▸ **TASK GOAL**:
Make an exact copy of all the entries, but do not reproduce the pictures.

(Dataset items)
--*--

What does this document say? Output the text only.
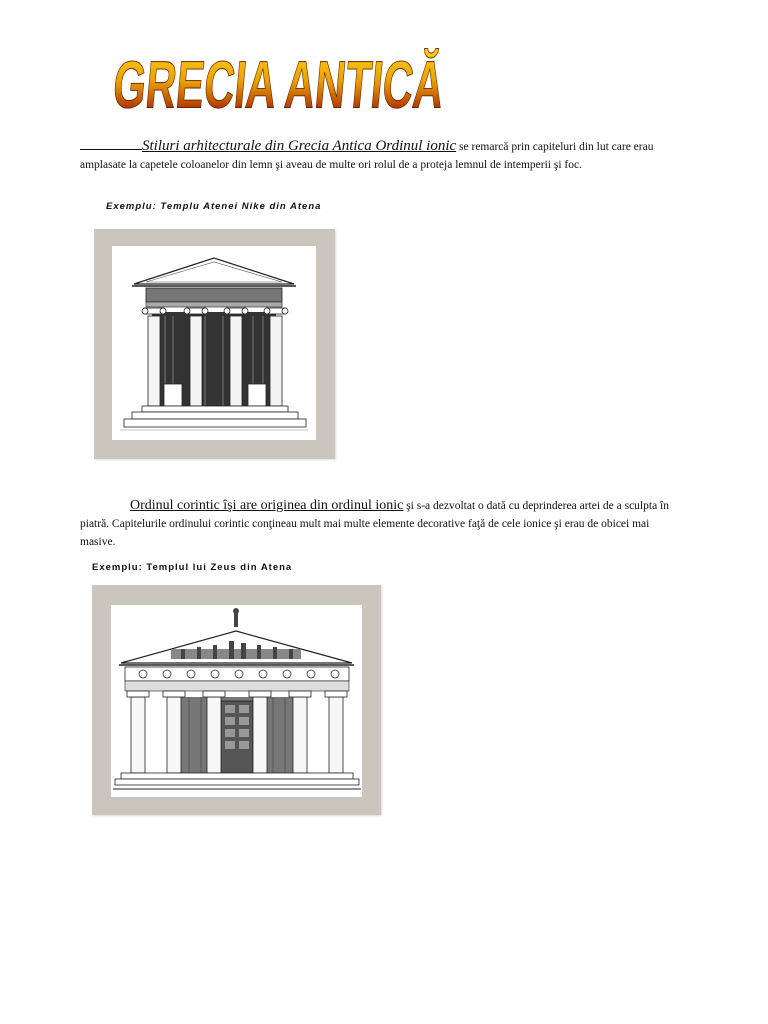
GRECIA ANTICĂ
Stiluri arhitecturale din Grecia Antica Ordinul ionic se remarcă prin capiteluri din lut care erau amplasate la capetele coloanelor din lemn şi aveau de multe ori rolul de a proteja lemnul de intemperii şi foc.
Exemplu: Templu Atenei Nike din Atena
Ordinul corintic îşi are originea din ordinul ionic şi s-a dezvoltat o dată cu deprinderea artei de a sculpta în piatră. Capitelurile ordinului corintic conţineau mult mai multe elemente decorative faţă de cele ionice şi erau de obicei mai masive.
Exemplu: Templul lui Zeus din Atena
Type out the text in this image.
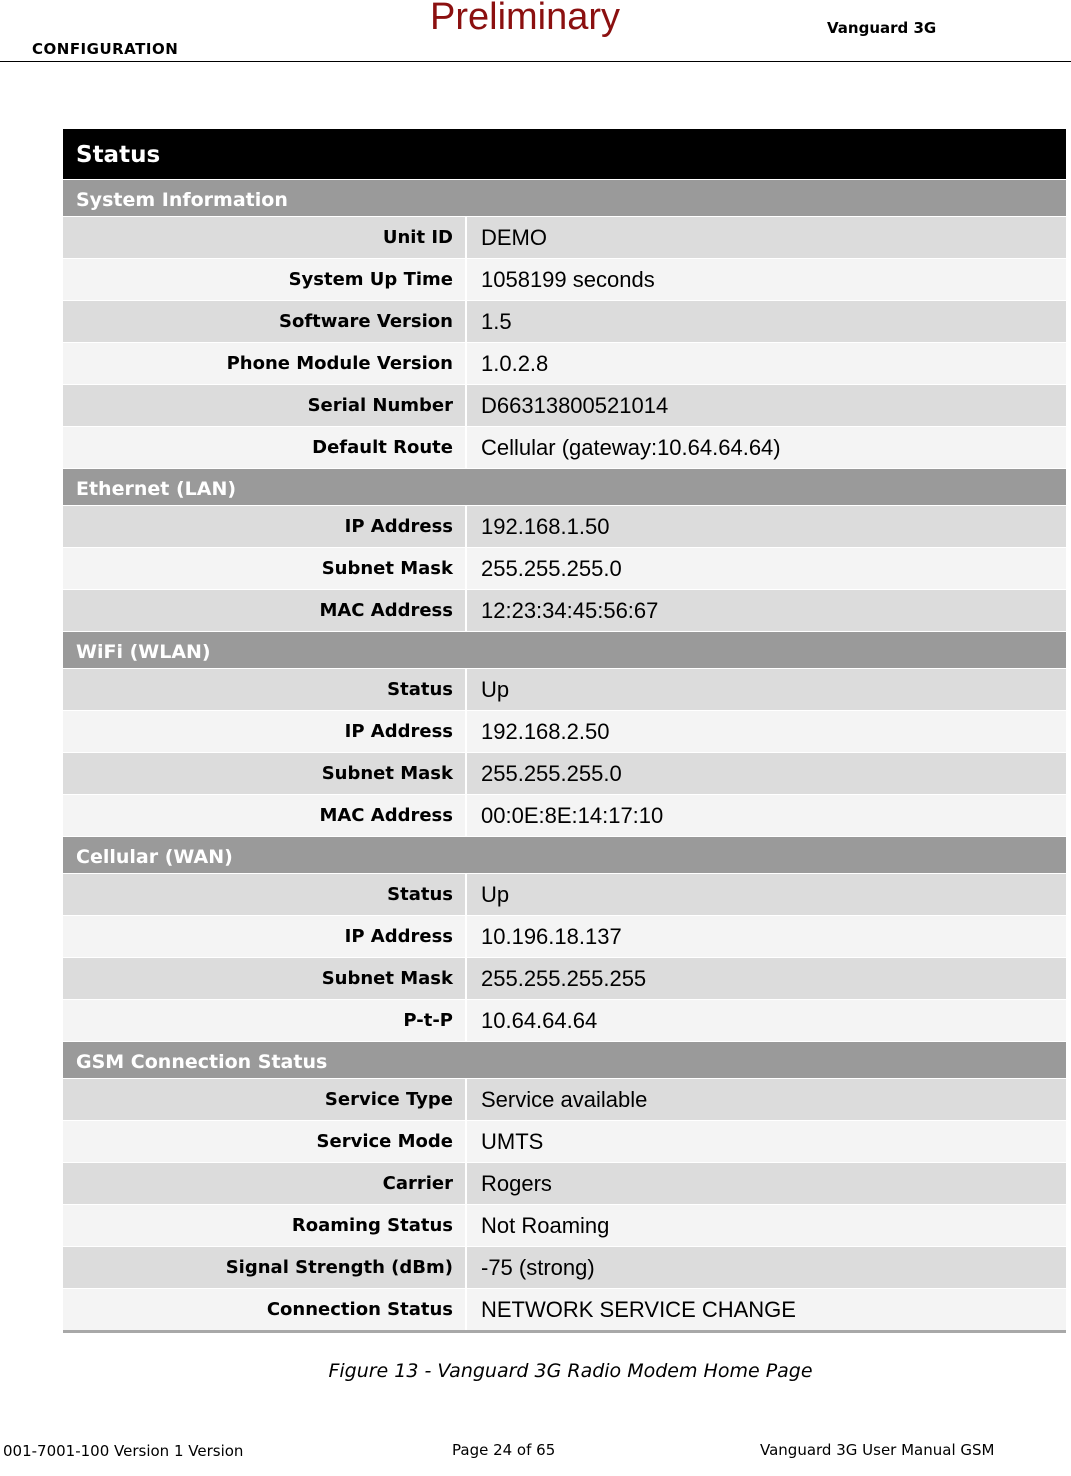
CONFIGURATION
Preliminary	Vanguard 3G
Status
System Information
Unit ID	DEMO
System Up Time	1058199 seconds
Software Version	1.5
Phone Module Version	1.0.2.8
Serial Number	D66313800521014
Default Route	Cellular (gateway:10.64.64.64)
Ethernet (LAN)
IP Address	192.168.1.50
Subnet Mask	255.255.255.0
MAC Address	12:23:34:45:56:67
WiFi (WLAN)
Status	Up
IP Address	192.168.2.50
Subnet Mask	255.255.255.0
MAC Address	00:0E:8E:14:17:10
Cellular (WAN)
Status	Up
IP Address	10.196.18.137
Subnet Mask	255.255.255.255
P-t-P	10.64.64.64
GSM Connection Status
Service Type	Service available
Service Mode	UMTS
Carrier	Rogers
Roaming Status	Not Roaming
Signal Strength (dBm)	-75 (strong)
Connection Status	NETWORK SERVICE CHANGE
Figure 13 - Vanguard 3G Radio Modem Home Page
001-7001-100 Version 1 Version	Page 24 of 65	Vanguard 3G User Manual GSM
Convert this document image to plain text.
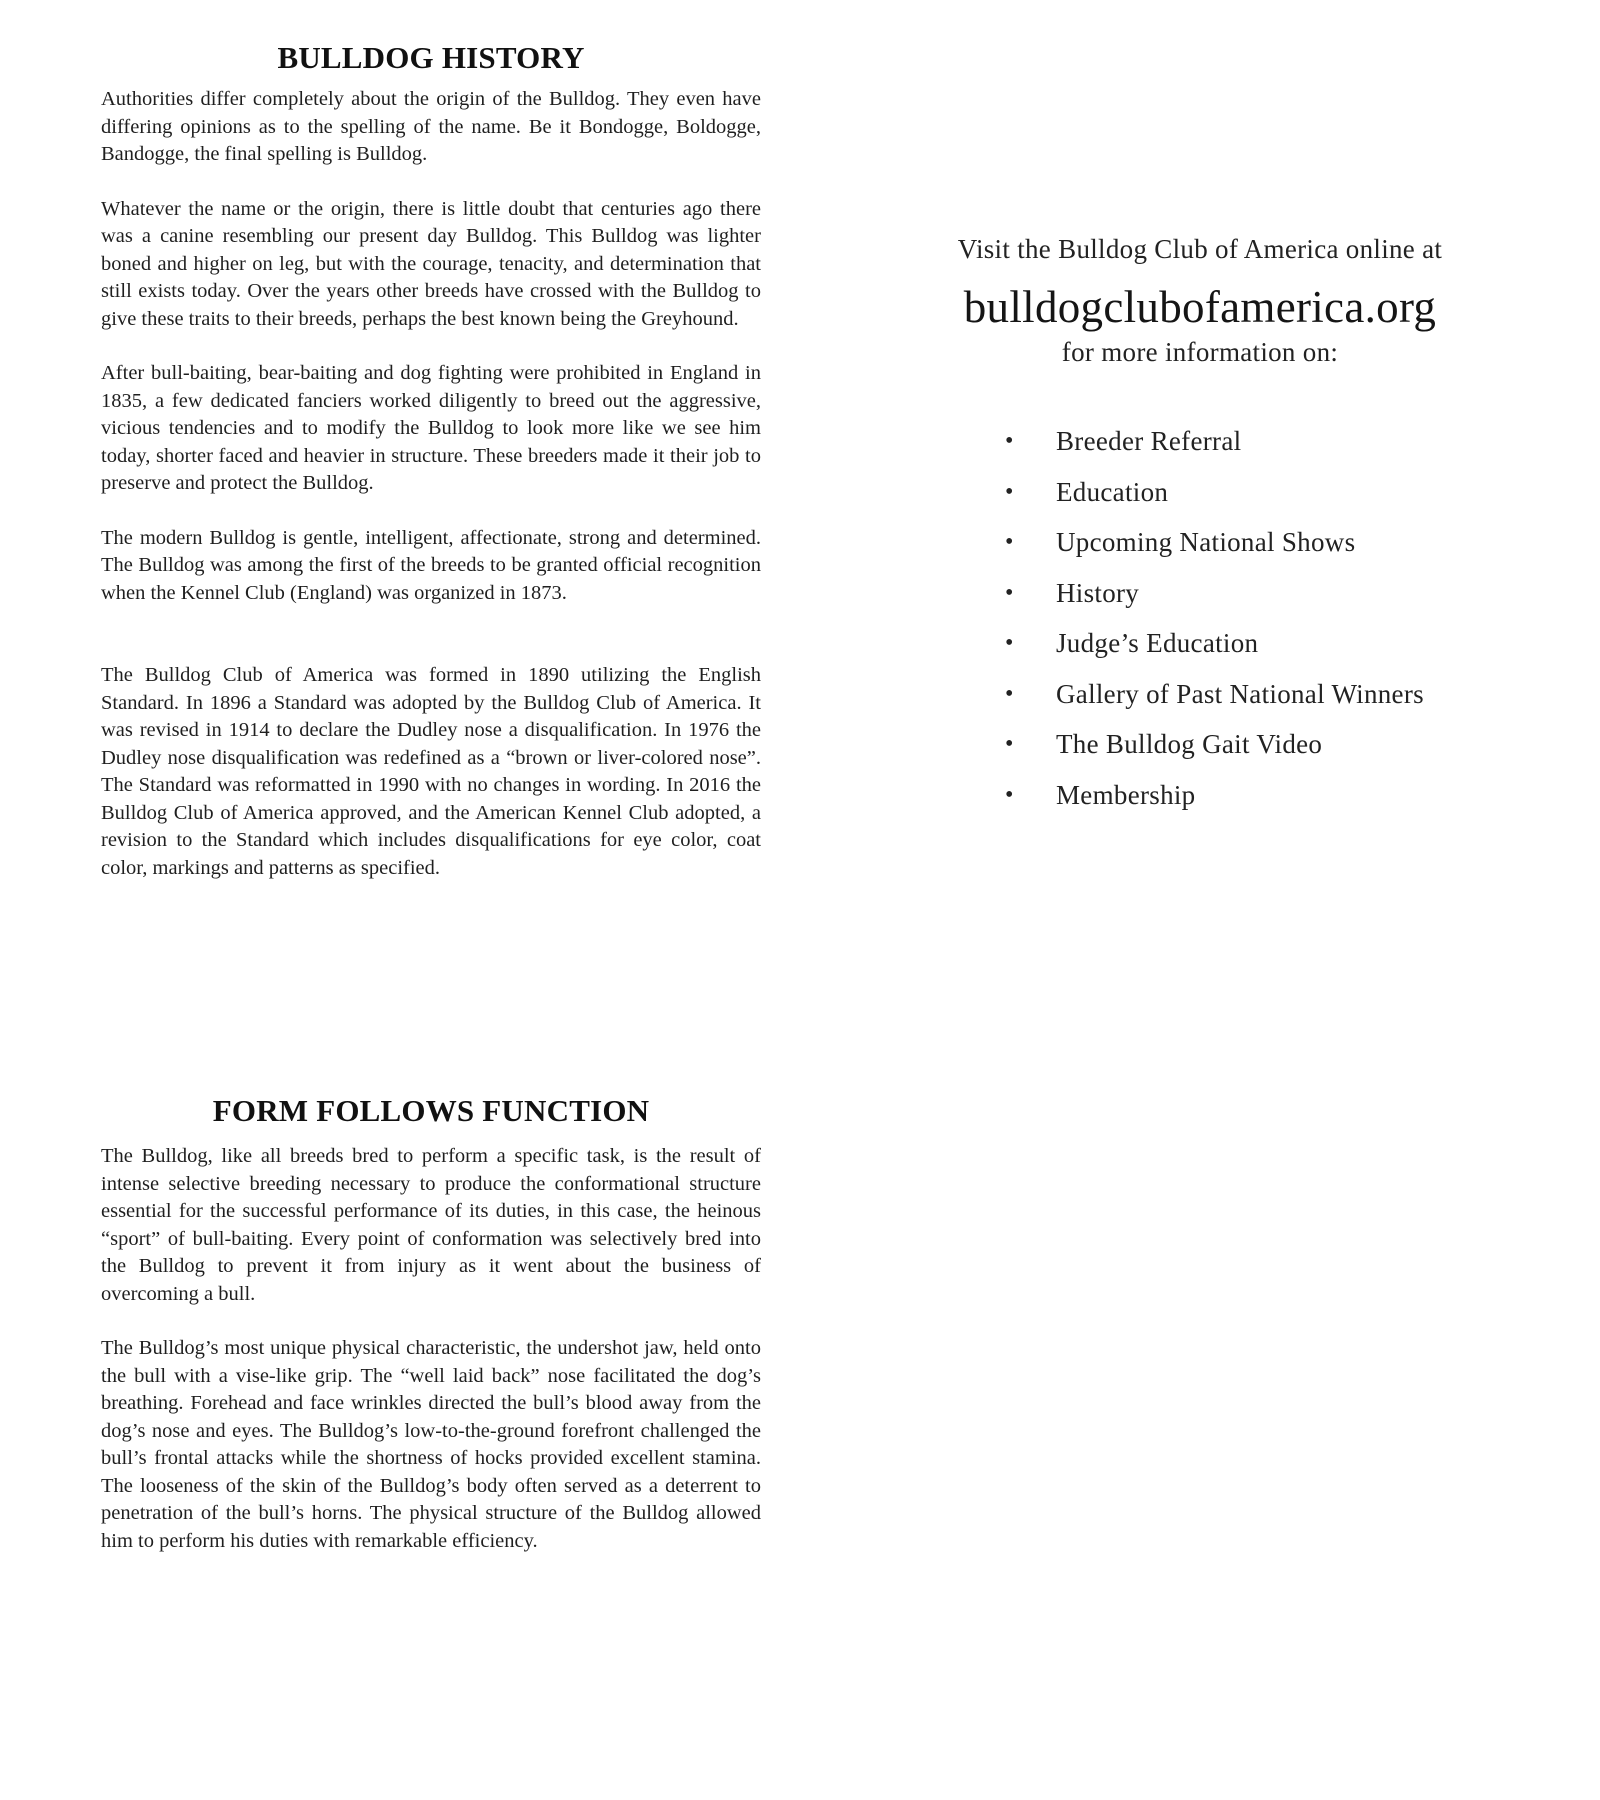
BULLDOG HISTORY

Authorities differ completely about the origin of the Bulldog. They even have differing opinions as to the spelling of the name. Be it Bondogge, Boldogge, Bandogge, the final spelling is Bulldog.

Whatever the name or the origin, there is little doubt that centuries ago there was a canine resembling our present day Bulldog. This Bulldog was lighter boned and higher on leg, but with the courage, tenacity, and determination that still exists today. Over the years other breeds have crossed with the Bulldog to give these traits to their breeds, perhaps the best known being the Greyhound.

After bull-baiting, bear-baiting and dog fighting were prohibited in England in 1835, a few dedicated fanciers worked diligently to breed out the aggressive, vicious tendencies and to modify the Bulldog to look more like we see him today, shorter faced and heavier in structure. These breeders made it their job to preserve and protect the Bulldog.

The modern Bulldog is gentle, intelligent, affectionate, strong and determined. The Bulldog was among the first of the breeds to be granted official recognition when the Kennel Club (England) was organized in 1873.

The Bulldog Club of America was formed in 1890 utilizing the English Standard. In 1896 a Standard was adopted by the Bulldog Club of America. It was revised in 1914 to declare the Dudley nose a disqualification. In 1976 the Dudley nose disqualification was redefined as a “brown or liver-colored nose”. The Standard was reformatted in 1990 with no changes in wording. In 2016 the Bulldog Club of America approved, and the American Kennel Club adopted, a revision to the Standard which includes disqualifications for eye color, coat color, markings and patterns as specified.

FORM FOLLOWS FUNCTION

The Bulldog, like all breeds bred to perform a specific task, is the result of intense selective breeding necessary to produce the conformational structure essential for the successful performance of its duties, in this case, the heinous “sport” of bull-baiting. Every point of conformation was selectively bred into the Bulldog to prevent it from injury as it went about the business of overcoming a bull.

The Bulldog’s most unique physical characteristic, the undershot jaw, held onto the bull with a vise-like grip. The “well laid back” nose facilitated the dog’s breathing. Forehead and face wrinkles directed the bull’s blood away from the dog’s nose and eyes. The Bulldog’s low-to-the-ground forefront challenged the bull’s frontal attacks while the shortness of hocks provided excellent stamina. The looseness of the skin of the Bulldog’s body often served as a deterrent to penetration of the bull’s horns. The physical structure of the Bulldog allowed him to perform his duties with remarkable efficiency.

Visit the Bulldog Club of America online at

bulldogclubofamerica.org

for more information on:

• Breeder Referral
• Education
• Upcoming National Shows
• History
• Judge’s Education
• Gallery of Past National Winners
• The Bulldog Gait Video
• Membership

--*--

▸ **RESULT OF THIS EXERCISE**:
What does this document say? Output the text only.
GRECIA ANTICĂ
Stiluri arhitecturale din Grecia Antica Ordinul ionic se remarcă prin capiteluri din lut care erau amplasate la capetele coloanelor din lemn şi aveau de multe ori rolul de a proteja lemnul de intemperii şi foc.
Exemplu: Templu Atenei Nike din Atena
Ordinul corintic îşi are originea din ordinul ionic şi s-a dezvoltat o dată cu deprinderea artei de a sculpta în piatră. Capitelurile ordinului corintic conţineau mult mai multe elemente decorative faţă de cele ionice şi erau de obicei mai masive.
Exemplu: Templul lui Zeus din Atena
Type out the text in this image.
CONFIGURATION
Preliminary	Vanguard 3G
Status
System Information
Unit ID	DEMO
System Up Time	1058199 seconds
Software Version	1.5
Phone Module Version	1.0.2.8
Serial Number	D66313800521014
Default Route	Cellular (gateway:10.64.64.64)
Ethernet (LAN)
IP Address	192.168.1.50
Subnet Mask	255.255.255.0
MAC Address	12:23:34:45:56:67
WiFi (WLAN)
Status	Up
IP Address	192.168.2.50
Subnet Mask	255.255.255.0
MAC Address	00:0E:8E:14:17:10
Cellular (WAN)
Status	Up
IP Address	10.196.18.137
Subnet Mask	255.255.255.255
P-t-P	10.64.64.64
GSM Connection Status
Service Type	Service available
Service Mode	UMTS
Carrier	Rogers
Roaming Status	Not Roaming
Signal Strength (dBm)	-75 (strong)
Connection Status	NETWORK SERVICE CHANGE
Figure 13 - Vanguard 3G Radio Modem Home Page
001-7001-100 Version 1 Version	Page 24 of 65	Vanguard 3G User Manual GSM
Convert this document image to plain text.
BULLDOG HISTORY

Authorities differ completely about the origin of the Bulldog. They even have differing opinions as to the spelling of the name. Be it Bondogge, Boldogge, Bandogge, the final spelling is Bulldog.

Whatever the name or the origin, there is little doubt that centuries ago there was a canine resembling our present day Bulldog. This Bulldog was lighter boned and higher on leg, but with the courage, tenacity, and determination that still exists today. Over the years other breeds have crossed with the Bulldog to give these traits to their breeds, perhaps the best known being the Greyhound.

After bull-baiting, bear-baiting and dog fighting were prohibited in England in 1835, a few dedicated fanciers worked diligently to breed out the aggressive, vicious tendencies and to modify the Bulldog to look more like we see him today, shorter faced and heavier in structure. These breeders made it their job to preserve and protect the Bulldog.

The modern Bulldog is gentle, intelligent, affectionate, strong and determined. The Bulldog was among the first of the breeds to be granted official recognition when the Kennel Club (England) was organized in 1873.

The Bulldog Club of America was formed in 1890 utilizing the English Standard. In 1896 a Standard was adopted by the Bulldog Club of America. It was revised in 1914 to declare the Dudley nose a disqualification. In 1976 the Dudley nose disqualification was redefined as a “brown or liver-colored nose”. The Standard was reformatted in 1990 with no changes in wording. In 2016 the Bulldog Club of America approved, and the American Kennel Club adopted, a revision to the Standard which includes disqualifications for eye color, coat color, markings and patterns as specified.

FORM FOLLOWS FUNCTION

The Bulldog, like all breeds bred to perform a specific task, is the result of intense selective breeding necessary to produce the conformational structure essential for the successful performance of its duties, in this case, the heinous “sport” of bull-baiting. Every point of conformation was selectively bred into the Bulldog to prevent it from injury as it went about the business of overcoming a bull.

The Bulldog’s most unique physical characteristic, the undershot jaw, held onto the bull with a vise-like grip. The “well laid back” nose facilitated the dog’s breathing. Forehead and face wrinkles directed the bull’s blood away from the dog’s nose and eyes. The Bulldog’s low-to-the-ground forefront challenged the bull’s frontal attacks while the shortness of hocks provided excellent stamina. The looseness of the skin of the Bulldog’s body often served as a deterrent to penetration of the bull’s horns. The physical structure of the Bulldog allowed him to perform his duties with remarkable efficiency.

Visit the Bulldog Club of America online at

bulldogclubofamerica.org

for more information on:

• Breeder Referral
• Education
• Upcoming National Shows
• History
• Judge’s Education
• Gallery of Past National Winners
• The Bulldog Gait Video
• Membership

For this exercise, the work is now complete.